» **Written exercise**
Determine which lines of the records include the word "undefined", and copy them.

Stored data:
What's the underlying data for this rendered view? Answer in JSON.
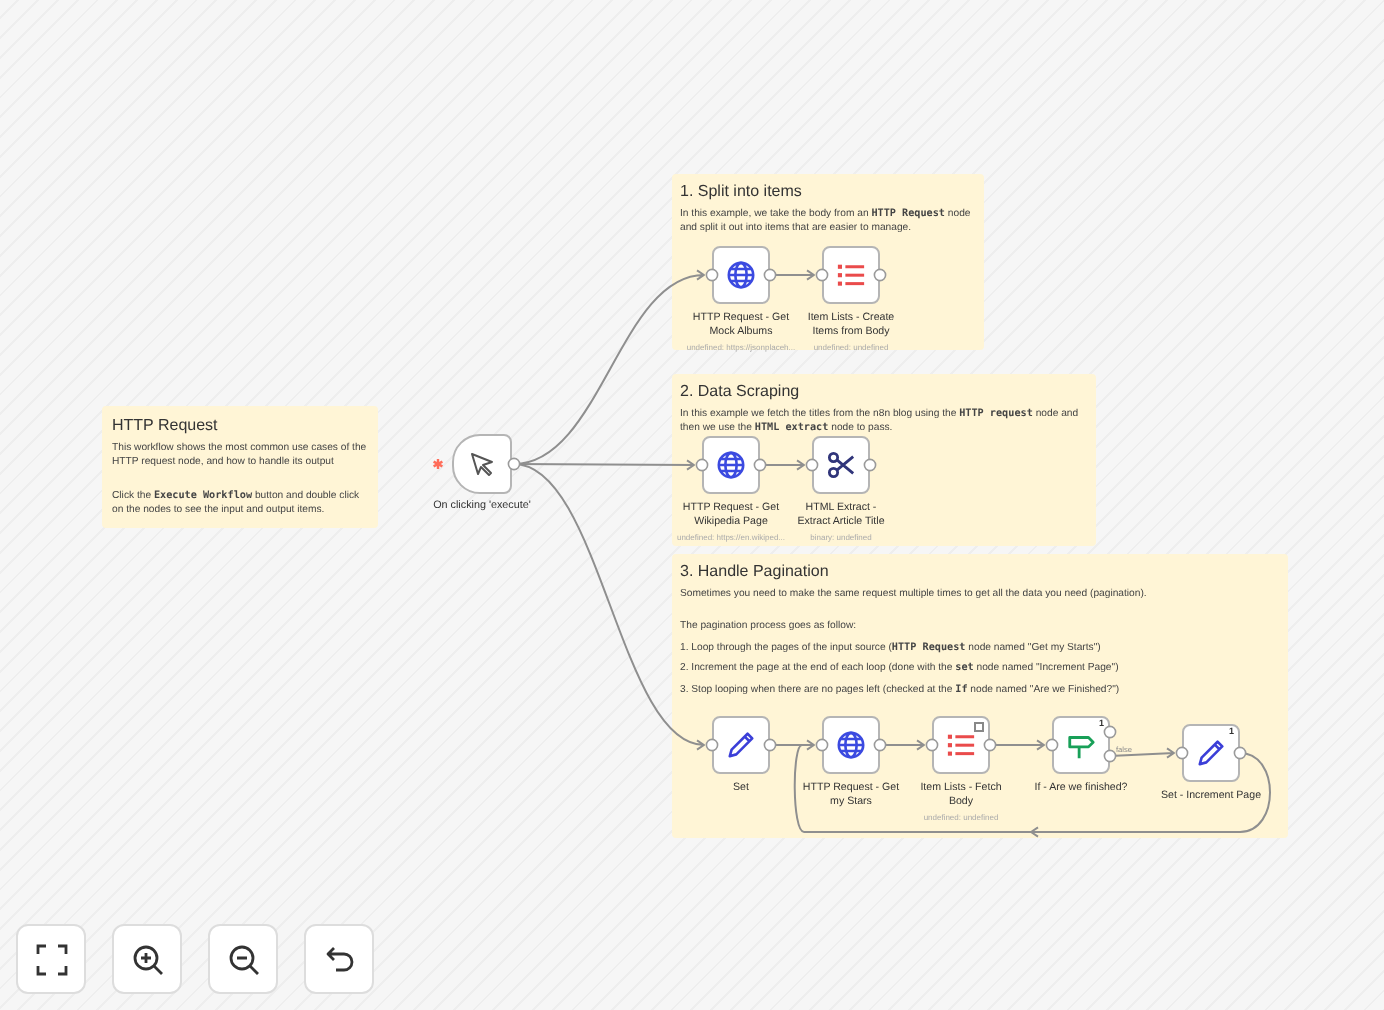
{
  "notes": [
    {
      "title": "HTTP Request",
      "paragraphs": [
        "This workflow shows the most common use cases of the HTTP request node, and how to handle its output",
        "Click the **Execute Workflow** button and double click on the nodes to see the input and output items."
      ]
    },
    {
      "title": "1. Split into items",
      "paragraphs": [
        "In this example, we take the body from an **HTTP Request** node and split it out into items that are easier to manage."
      ]
    },
    {
      "title": "2. Data Scraping",
      "paragraphs": [
        "In this example we fetch the titles from the n8n blog using the **HTTP request** node and then we use the **HTML extract** node to pass."
      ]
    },
    {
      "title": "3. Handle Pagination",
      "paragraphs": [
        "Sometimes you need to make the same request multiple times to get all the data you need (pagination).",
        "The pagination process goes as follow:",
        "1. Loop through the pages of the input source (**HTTP Request** node named \"Get my Starts\")",
        "2. Increment the page at the end of each loop (done with the **set** node named \"Increment Page\")",
        "3. Stop looping when there are no pages left (checked at the **If** node named \"Are we Finished?\")"
      ]
    }
  ],
  "trigger": {
    "label": "On clicking 'execute'"
  },
  "nodes": [
    {
      "kind": "globe",
      "label": "HTTP Request - Get Mock Albums",
      "subtitle": "undefined: https://jsonplaceh..."
    },
    {
      "kind": "list",
      "label": "Item Lists - Create Items from Body",
      "subtitle": "undefined: undefined"
    },
    {
      "kind": "globe",
      "label": "HTTP Request - Get Wikipedia Page",
      "subtitle": "undefined: https://en.wikiped..."
    },
    {
      "kind": "scissors",
      "label": "HTML Extract - Extract Article Title",
      "subtitle": "binary: undefined"
    },
    {
      "kind": "pencil",
      "label": "Set"
    },
    {
      "kind": "globe",
      "label": "HTTP Request - Get my Stars"
    },
    {
      "kind": "list",
      "label": "Item Lists - Fetch Body",
      "subtitle": "undefined: undefined",
      "flag": true
    },
    {
      "kind": "signpost",
      "label": "If - Are we finished?",
      "badge": "1"
    },
    {
      "kind": "pencil",
      "label": "Set - Increment Page",
      "badge": "1"
    }
  ],
  "edge_labels": [
    "false"
  ]
}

» **Full solution**
      "subtitle": "undefined: https://jsonplaceh..."
      "subtitle": "undefined: undefined"
      "subtitle": "undefined: https://en.wikiped..."
      "subtitle": "binary: undefined"
      "subtitle": "undefined: undefined",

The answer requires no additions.